*Request:* Seek out every line containing the word "ylabel", and copy each.

*Entries shown:*

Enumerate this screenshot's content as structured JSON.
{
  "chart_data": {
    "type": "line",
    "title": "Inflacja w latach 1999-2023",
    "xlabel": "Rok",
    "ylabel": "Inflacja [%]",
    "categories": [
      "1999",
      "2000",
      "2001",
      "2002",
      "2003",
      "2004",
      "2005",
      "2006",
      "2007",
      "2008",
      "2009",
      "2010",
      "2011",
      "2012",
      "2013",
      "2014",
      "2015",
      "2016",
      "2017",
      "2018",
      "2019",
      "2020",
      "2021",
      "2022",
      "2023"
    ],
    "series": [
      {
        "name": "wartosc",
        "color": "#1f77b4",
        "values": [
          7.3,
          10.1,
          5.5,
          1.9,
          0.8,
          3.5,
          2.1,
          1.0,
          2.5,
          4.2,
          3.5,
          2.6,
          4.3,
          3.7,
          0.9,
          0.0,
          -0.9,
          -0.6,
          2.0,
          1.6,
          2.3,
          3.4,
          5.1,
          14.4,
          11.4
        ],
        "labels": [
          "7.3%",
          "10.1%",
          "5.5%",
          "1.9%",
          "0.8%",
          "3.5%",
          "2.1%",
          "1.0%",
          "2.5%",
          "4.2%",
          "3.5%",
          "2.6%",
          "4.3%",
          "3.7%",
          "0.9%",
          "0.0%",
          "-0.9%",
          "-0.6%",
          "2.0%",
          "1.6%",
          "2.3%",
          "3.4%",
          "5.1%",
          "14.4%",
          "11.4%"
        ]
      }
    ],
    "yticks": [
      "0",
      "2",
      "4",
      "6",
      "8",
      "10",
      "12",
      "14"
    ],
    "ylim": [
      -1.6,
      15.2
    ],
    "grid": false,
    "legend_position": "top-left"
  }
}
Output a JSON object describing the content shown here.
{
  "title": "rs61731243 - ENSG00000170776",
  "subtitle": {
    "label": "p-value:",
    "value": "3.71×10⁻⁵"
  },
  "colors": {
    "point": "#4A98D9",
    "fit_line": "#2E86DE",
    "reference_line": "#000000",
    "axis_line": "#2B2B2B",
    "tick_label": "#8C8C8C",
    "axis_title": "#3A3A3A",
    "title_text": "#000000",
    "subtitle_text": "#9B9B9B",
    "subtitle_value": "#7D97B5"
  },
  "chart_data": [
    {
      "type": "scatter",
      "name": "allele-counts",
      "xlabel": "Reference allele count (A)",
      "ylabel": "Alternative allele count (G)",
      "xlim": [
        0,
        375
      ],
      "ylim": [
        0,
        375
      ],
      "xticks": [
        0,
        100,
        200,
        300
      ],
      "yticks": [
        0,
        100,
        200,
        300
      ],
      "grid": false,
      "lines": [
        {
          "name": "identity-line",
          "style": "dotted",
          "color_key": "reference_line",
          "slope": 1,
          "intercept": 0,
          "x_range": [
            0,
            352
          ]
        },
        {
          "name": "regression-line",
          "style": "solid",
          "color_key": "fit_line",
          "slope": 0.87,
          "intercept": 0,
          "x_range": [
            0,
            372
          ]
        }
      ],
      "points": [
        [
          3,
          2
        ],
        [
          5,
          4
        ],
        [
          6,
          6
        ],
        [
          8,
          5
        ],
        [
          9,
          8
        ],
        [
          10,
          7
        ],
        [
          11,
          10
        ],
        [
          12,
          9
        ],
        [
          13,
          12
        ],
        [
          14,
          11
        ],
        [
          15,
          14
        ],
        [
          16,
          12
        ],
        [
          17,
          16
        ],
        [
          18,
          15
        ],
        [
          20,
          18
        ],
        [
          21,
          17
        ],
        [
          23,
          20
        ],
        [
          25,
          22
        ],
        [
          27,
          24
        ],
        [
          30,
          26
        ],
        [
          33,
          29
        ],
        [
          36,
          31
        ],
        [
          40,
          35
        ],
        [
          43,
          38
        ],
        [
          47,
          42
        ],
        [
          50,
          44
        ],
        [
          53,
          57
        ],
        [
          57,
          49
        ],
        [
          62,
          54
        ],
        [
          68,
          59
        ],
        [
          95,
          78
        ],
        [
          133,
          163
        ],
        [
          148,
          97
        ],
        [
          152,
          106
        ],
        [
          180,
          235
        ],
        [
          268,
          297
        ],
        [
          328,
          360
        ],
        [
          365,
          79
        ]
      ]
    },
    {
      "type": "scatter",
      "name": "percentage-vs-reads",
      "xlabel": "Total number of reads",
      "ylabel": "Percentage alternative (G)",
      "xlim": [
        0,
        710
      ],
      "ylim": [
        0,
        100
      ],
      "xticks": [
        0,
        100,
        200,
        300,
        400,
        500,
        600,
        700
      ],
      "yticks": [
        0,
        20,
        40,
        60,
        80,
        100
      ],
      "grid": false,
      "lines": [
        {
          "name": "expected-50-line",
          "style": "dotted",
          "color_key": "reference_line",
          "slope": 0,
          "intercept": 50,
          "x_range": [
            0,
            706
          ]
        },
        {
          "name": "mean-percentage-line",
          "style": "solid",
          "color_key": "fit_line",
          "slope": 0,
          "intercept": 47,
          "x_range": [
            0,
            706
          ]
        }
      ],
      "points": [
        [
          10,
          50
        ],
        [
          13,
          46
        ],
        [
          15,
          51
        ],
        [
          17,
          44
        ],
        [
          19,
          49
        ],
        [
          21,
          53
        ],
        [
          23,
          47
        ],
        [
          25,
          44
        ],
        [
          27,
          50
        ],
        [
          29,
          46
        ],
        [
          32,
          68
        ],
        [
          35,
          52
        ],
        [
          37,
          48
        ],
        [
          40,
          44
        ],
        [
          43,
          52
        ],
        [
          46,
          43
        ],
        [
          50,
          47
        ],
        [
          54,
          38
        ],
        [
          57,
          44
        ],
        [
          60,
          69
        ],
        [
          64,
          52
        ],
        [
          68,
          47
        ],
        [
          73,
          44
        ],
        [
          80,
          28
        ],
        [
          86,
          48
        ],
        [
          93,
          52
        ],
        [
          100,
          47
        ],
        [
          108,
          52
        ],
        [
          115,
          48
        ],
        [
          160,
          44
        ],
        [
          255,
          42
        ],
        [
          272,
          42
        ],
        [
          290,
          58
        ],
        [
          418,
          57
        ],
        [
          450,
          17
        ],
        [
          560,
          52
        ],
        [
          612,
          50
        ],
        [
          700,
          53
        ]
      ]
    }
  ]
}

*In response:*
    "ylabel": "Inflacja [%]",
      "ylabel": "Alternative allele count (G)",
      "ylabel": "Percentage alternative (G)",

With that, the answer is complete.